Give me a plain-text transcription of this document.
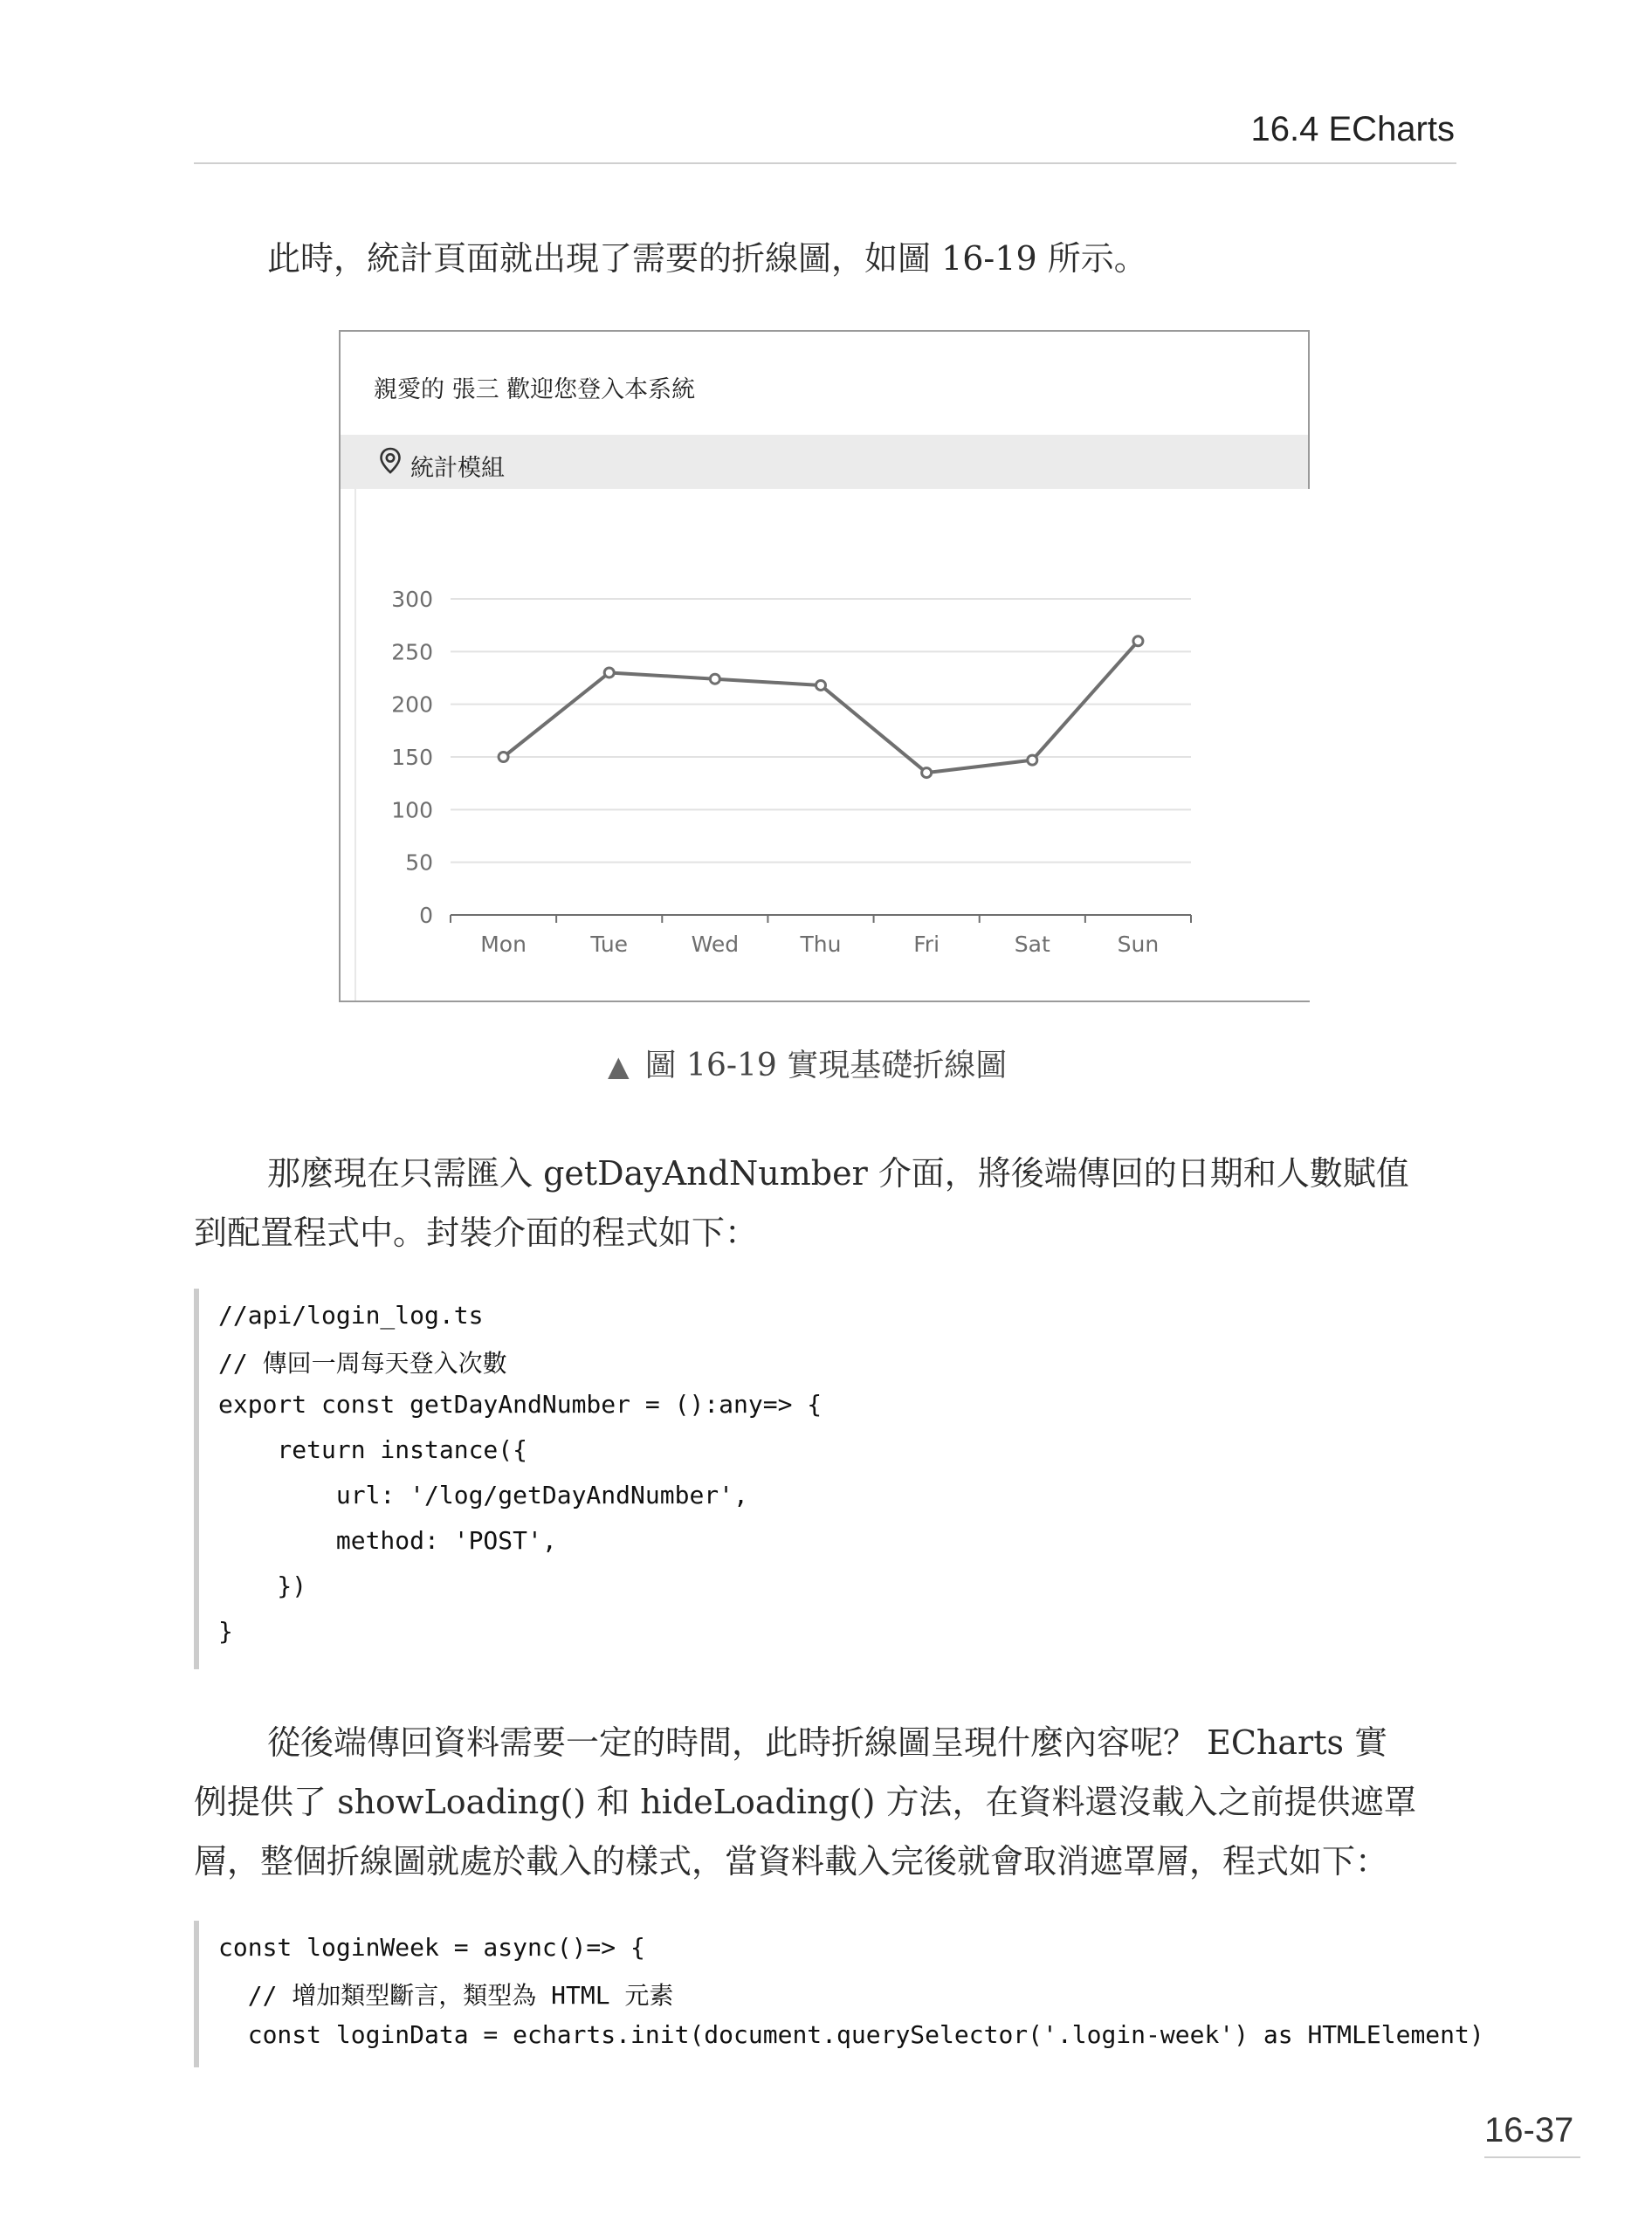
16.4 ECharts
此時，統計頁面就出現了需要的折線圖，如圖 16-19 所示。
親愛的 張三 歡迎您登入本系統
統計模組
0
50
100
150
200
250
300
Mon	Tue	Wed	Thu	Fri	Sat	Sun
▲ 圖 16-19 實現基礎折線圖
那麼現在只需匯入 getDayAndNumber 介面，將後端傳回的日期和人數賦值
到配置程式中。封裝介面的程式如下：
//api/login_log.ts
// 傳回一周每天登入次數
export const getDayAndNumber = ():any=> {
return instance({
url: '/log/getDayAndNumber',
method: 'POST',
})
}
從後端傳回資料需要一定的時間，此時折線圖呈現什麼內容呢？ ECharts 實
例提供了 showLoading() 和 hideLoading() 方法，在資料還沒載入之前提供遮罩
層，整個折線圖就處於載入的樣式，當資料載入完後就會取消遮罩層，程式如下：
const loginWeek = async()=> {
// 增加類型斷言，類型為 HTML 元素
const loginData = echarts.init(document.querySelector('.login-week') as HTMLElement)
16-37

___

Your task is to repeat the data above exactly while excluding the pictures.

Give me a plain-text transcription of this document.
16.4 ECharts
此時，統計頁面就出現了需要的折線圖，如圖 16-19 所示。
親愛的 張三 歡迎您登入本系統
統計模組
0
50
100
150
200
250
300
Mon	Tue	Wed	Thu	Fri	Sat	Sun
▲ 圖 16-19 實現基礎折線圖
那麼現在只需匯入 getDayAndNumber 介面，將後端傳回的日期和人數賦值
到配置程式中。封裝介面的程式如下：
//api/login_log.ts
// 傳回一周每天登入次數
export const getDayAndNumber = ():any=> {
return instance({
url: '/log/getDayAndNumber',
method: 'POST',
})
}
從後端傳回資料需要一定的時間，此時折線圖呈現什麼內容呢？ ECharts 實
例提供了 showLoading() 和 hideLoading() 方法，在資料還沒載入之前提供遮罩
層，整個折線圖就處於載入的樣式，當資料載入完後就會取消遮罩層，程式如下：
const loginWeek = async()=> {
// 增加類型斷言，類型為 HTML 元素
const loginData = echarts.init(document.querySelector('.login-week') as HTMLElement)
16-37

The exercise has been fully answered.